## [Excerpted text]
------------------------------------------------------------

Author: Thomas Metcalf
Category: Philosophy of Religion, Metaphysics
Word count: 994
Many people define God as a perfect being.[1] Some philosophers argue that it follows from this definition that God, if he (or she or it) exists at all, exists necessarily: he must exist. It might intuitively seem great or impressive if a being cannot possibly fail to exist, so it might seem that possibly not existing is a kind of vulnerability or flaw, and so a perfect being would have to exist, no matter what.[2]
So far, atheists, who deny that God exists, might agree. Sure, if God (so defined) exists, then he can’t possibly not exist. But that doesn’t show that he actually does exist, does it? Well, some argue it does. That’s the conclusion of what are called modal ontological arguments for the existence of God.[3]

1. Modal arguments and ontological arguments
Modal arguments are generally arguments that depend on claims about possibility, necessity, and impossibility, different “modes” of truth or existence. To say that “1+1=2” is necessarily true, or to say that a square circle can’t exist, is to make a modal claim. Similarly, the claim that God exists necessarily is a modal claim.[4]
Modality is often understood in terms of possible worlds, basically, ways the world could have been. One possible world is the actual world, the world we live in. If a proposition is actually true, then it’s true in the actual world. If it’s true in all possible worlds, then it’s necessarily true: true no matter how the world is or could have been. If it’s not true in any possible worlds, then it’s impossible: there’s no way the world could have been that would have made it true.
Now, ontological arguments for God’s existence hold that something about God’s alleged perfection or greatness entails that God exists.[5]
To combine these concepts, modal ontological arguments are ontological arguments that invoke possibility or necessity. These arguments define God in a way that entails that he exists necessarily if he exists at all, and the conclusion is that he does in fact exist necessarily.

------------------------------------------------------------

## [Dataset section]
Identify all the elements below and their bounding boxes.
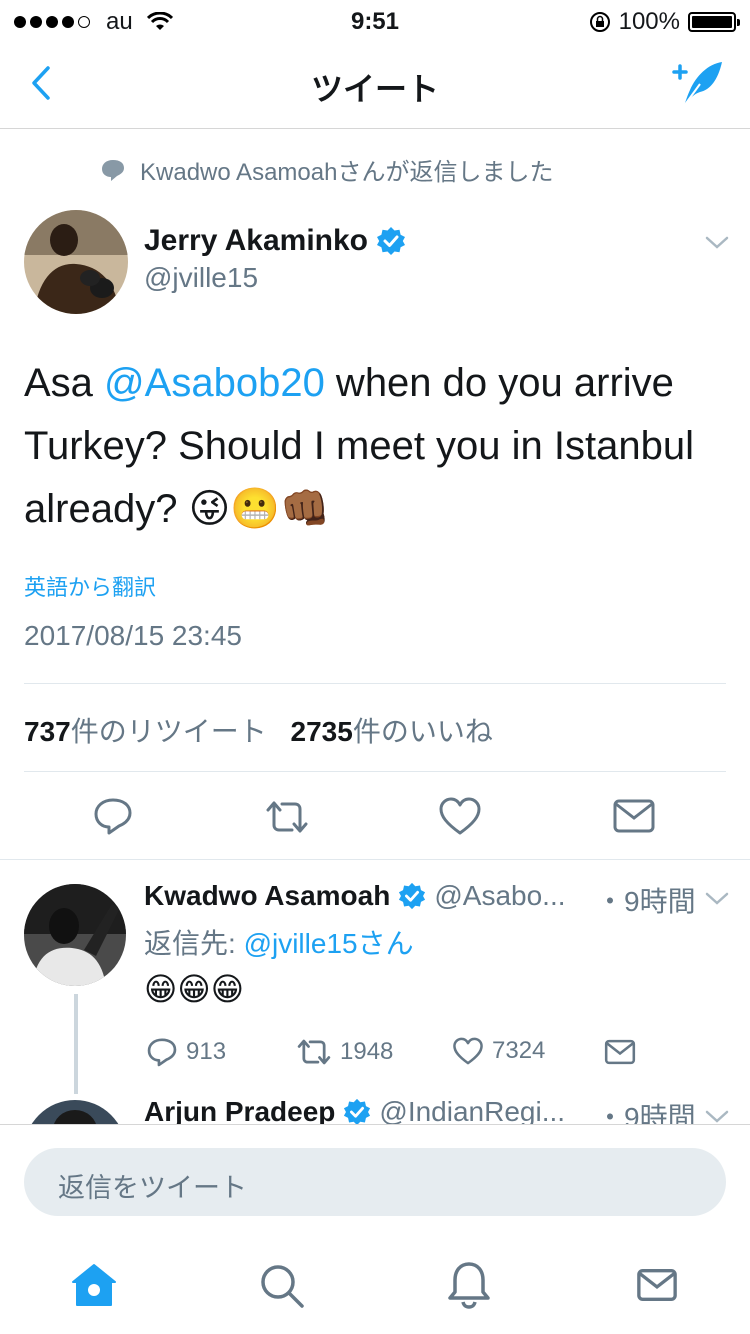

------------------------------------------------------------

## [Problem details]
In the text on modal ontological arguments, what makes a proposition necessarily true? The listing isn't needed here.

## [Written response]
It is true in all possible worlds, meaning true no matter how the world is or could have been.